§ **Task details**
Copy out lines with the word "test" from the material that follows.

Stored items from a collection
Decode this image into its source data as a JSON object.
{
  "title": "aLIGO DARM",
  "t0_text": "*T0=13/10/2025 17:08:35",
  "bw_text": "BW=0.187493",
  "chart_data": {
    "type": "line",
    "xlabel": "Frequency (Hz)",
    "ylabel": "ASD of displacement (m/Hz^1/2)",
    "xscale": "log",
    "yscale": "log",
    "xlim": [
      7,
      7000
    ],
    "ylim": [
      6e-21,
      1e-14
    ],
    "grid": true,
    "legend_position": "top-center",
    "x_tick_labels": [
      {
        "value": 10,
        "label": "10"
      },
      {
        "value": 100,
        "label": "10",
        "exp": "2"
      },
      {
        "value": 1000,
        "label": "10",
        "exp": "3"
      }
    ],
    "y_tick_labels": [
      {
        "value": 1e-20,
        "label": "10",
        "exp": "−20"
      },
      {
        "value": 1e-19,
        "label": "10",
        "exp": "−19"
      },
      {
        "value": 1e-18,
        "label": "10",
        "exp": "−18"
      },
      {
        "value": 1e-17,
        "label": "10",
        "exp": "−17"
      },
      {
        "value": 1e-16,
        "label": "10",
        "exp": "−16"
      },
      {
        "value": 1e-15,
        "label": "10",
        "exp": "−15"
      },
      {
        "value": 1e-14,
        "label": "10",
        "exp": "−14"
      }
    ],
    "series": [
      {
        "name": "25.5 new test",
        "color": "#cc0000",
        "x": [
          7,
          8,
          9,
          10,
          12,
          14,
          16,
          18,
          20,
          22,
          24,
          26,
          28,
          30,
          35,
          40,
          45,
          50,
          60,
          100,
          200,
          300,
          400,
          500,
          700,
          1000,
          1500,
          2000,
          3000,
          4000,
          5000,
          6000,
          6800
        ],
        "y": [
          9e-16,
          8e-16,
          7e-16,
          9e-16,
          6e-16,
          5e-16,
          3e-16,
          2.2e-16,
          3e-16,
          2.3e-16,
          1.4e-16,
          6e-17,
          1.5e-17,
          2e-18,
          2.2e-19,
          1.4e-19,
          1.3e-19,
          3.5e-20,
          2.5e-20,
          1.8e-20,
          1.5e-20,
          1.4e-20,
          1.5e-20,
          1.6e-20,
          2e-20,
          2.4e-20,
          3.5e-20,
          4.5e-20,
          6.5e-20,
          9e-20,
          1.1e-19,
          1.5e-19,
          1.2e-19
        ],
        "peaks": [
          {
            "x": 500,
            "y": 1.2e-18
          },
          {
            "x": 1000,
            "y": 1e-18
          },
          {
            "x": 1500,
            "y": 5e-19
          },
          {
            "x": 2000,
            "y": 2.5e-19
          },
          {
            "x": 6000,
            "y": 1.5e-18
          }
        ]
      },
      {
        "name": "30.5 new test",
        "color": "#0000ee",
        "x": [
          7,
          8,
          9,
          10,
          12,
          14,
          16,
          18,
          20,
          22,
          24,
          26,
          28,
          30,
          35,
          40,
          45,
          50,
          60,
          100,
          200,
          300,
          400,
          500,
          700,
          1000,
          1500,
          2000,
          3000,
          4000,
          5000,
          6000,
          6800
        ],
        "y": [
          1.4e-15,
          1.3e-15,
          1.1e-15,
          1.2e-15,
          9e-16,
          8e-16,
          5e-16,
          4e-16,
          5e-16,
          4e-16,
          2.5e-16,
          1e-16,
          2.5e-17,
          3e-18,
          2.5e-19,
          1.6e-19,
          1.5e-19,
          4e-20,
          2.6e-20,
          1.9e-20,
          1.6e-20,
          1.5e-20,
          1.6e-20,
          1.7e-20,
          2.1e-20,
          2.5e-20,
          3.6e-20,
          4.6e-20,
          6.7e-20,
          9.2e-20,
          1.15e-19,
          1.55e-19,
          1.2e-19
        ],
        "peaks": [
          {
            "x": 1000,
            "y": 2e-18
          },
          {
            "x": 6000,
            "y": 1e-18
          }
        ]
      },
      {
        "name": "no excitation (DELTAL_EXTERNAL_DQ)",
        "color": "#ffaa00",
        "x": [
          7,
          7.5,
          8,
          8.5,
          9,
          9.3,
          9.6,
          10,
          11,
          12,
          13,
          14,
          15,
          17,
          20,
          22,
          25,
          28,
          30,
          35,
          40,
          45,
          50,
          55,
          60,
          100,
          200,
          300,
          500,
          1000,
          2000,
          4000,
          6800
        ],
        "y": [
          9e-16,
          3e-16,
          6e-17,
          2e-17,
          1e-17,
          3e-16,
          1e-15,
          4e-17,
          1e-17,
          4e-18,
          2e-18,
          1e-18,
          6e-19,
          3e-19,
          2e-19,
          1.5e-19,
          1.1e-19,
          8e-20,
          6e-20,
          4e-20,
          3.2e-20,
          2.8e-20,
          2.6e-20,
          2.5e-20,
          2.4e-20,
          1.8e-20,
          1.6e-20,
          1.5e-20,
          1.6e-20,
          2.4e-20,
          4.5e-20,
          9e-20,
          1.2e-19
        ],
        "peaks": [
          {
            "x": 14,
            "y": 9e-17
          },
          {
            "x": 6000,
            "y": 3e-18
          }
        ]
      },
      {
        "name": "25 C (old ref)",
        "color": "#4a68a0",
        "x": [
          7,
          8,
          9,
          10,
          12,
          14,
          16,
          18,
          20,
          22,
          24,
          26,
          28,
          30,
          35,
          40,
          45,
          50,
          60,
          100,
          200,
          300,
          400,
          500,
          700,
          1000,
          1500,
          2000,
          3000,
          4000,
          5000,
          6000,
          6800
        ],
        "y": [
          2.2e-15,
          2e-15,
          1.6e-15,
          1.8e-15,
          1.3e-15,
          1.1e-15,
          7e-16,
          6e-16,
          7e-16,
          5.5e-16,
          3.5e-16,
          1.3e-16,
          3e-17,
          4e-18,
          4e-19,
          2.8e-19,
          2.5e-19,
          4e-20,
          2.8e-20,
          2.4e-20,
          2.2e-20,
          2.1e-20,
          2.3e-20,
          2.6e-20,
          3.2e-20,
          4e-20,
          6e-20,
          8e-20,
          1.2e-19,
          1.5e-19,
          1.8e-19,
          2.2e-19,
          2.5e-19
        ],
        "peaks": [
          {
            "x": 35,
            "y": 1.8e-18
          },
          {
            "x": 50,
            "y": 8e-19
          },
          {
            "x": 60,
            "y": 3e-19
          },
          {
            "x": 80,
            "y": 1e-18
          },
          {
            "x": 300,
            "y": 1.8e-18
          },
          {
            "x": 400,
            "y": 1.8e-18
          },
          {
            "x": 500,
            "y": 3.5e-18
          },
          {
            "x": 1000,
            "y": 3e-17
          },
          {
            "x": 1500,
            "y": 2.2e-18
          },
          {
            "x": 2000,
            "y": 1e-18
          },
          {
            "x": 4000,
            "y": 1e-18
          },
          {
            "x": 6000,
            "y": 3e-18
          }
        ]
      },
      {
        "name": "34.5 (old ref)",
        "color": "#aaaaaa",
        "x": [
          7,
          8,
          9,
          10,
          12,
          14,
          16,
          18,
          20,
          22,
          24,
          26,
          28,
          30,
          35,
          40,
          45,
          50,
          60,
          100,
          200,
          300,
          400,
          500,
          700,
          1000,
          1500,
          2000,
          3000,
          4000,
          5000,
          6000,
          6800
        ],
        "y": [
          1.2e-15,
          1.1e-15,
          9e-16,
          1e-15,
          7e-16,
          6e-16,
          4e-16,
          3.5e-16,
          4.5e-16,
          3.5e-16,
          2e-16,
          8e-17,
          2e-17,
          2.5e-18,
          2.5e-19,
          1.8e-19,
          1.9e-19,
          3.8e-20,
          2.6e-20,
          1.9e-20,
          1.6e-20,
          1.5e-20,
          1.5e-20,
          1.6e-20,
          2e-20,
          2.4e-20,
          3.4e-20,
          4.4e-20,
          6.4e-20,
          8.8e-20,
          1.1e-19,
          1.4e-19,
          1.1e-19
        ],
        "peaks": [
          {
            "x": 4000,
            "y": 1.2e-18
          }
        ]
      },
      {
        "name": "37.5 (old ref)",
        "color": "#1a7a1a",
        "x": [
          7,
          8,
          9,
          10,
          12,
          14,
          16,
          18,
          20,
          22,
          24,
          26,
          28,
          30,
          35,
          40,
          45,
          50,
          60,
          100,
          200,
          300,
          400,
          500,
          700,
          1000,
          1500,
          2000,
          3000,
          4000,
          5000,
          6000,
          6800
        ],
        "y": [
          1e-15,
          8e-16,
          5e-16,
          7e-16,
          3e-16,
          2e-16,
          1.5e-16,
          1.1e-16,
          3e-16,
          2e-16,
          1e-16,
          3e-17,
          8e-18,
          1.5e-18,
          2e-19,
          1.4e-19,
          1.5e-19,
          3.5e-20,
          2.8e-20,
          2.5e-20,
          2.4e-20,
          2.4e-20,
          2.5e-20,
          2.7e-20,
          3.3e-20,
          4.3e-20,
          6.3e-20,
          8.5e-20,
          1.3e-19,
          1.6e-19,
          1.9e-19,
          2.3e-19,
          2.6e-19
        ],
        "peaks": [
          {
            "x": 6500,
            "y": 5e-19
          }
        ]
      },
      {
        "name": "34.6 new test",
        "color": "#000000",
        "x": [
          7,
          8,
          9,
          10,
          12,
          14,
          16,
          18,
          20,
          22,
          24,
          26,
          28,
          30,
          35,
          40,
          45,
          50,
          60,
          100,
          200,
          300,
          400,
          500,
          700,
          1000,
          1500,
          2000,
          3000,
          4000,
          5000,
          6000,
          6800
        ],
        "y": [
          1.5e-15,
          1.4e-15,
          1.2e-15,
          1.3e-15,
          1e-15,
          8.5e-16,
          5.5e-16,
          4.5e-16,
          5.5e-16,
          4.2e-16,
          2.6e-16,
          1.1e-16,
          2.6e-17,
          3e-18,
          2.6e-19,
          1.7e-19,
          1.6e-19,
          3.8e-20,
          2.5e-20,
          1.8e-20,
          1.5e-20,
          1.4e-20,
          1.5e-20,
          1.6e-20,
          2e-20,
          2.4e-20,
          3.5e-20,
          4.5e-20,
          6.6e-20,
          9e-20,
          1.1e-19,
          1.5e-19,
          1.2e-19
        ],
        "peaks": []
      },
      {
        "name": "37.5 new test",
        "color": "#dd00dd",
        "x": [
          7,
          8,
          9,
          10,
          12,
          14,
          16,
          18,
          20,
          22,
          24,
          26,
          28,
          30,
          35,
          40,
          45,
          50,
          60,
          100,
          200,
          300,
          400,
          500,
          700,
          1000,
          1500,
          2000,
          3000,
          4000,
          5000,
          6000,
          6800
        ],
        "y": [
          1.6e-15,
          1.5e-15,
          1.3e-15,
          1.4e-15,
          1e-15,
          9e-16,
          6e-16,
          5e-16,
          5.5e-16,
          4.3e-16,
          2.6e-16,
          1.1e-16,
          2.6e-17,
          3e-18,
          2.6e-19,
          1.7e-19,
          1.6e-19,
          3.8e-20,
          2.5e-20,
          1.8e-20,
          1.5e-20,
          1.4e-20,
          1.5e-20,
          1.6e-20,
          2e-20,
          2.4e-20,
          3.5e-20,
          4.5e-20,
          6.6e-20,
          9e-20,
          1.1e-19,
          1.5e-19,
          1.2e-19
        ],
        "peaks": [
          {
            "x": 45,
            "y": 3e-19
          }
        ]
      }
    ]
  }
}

§ **Reply to the task**
        "name": "25.5 new test",
        "name": "30.5 new test",
        "name": "34.6 new test",
        "name": "37.5 new test",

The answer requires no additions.